SUPPLIED INFORMATION:
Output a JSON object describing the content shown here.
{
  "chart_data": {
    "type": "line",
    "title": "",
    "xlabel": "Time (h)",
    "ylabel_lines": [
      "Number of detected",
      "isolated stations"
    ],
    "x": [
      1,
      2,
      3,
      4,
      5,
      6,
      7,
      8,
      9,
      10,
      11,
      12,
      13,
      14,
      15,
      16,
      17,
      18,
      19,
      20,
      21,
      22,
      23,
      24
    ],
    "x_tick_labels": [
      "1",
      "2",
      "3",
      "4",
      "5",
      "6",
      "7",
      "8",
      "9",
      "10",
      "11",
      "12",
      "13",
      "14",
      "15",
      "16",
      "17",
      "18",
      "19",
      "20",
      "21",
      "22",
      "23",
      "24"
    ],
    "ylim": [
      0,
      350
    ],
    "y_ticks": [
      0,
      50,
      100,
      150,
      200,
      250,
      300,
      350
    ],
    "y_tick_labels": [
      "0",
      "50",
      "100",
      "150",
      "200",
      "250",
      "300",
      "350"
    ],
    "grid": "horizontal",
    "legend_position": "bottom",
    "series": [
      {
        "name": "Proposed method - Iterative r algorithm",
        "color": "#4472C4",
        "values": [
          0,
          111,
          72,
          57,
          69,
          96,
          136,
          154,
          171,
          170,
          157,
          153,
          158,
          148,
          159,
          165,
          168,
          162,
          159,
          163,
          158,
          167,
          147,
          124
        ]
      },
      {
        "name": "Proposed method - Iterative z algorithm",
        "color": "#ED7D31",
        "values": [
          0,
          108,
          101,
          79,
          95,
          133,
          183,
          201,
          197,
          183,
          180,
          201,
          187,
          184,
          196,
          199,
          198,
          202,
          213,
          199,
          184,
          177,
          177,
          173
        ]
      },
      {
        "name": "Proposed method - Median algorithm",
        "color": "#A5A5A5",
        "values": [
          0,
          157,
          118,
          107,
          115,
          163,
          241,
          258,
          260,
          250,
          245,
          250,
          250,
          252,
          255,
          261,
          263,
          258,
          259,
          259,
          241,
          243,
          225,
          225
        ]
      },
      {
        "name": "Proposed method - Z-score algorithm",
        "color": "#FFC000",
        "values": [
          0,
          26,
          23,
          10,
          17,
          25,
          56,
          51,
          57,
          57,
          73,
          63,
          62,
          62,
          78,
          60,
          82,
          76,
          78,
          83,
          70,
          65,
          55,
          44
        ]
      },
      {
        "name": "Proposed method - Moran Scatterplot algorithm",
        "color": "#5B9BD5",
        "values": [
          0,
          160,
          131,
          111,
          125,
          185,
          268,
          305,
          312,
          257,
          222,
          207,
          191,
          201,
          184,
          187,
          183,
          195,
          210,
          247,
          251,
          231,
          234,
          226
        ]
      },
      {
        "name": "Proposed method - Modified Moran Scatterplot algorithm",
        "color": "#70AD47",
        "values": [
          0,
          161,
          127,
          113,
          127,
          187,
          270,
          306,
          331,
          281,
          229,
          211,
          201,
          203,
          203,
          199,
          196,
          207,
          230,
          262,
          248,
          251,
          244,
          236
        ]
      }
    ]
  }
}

GOAL OF THE EXERCISE: Return all of the data precisely as it appears.

RESPONSE TO THIS EXERCISE:
Output a JSON object describing the content shown here.
{
  "chart_data": {
    "type": "line",
    "title": "",
    "xlabel": "Time (h)",
    "ylabel_lines": [
      "Number of detected",
      "isolated stations"
    ],
    "x": [
      1,
      2,
      3,
      4,
      5,
      6,
      7,
      8,
      9,
      10,
      11,
      12,
      13,
      14,
      15,
      16,
      17,
      18,
      19,
      20,
      21,
      22,
      23,
      24
    ],
    "x_tick_labels": [
      "1",
      "2",
      "3",
      "4",
      "5",
      "6",
      "7",
      "8",
      "9",
      "10",
      "11",
      "12",
      "13",
      "14",
      "15",
      "16",
      "17",
      "18",
      "19",
      "20",
      "21",
      "22",
      "23",
      "24"
    ],
    "ylim": [
      0,
      350
    ],
    "y_ticks": [
      0,
      50,
      100,
      150,
      200,
      250,
      300,
      350
    ],
    "y_tick_labels": [
      "0",
      "50",
      "100",
      "150",
      "200",
      "250",
      "300",
      "350"
    ],
    "grid": "horizontal",
    "legend_position": "bottom",
    "series": [
      {
        "name": "Proposed method - Iterative r algorithm",
        "color": "#4472C4",
        "values": [
          0,
          111,
          72,
          57,
          69,
          96,
          136,
          154,
          171,
          170,
          157,
          153,
          158,
          148,
          159,
          165,
          168,
          162,
          159,
          163,
          158,
          167,
          147,
          124
        ]
      },
      {
        "name": "Proposed method - Iterative z algorithm",
        "color": "#ED7D31",
        "values": [
          0,
          108,
          101,
          79,
          95,
          133,
          183,
          201,
          197,
          183,
          180,
          201,
          187,
          184,
          196,
          199,
          198,
          202,
          213,
          199,
          184,
          177,
          177,
          173
        ]
      },
      {
        "name": "Proposed method - Median algorithm",
        "color": "#A5A5A5",
        "values": [
          0,
          157,
          118,
          107,
          115,
          163,
          241,
          258,
          260,
          250,
          245,
          250,
          250,
          252,
          255,
          261,
          263,
          258,
          259,
          259,
          241,
          243,
          225,
          225
        ]
      },
      {
        "name": "Proposed method - Z-score algorithm",
        "color": "#FFC000",
        "values": [
          0,
          26,
          23,
          10,
          17,
          25,
          56,
          51,
          57,
          57,
          73,
          63,
          62,
          62,
          78,
          60,
          82,
          76,
          78,
          83,
          70,
          65,
          55,
          44
        ]
      },
      {
        "name": "Proposed method - Moran Scatterplot algorithm",
        "color": "#5B9BD5",
        "values": [
          0,
          160,
          131,
          111,
          125,
          185,
          268,
          305,
          312,
          257,
          222,
          207,
          191,
          201,
          184,
          187,
          183,
          195,
          210,
          247,
          251,
          231,
          234,
          226
        ]
      },
      {
        "name": "Proposed method - Modified Moran Scatterplot algorithm",
        "color": "#70AD47",
        "values": [
          0,
          161,
          127,
          113,
          127,
          187,
          270,
          306,
          331,
          281,
          229,
          211,
          201,
          203,
          203,
          199,
          196,
          207,
          230,
          262,
          248,
          251,
          244,
          236
        ]
      }
    ]
  }
}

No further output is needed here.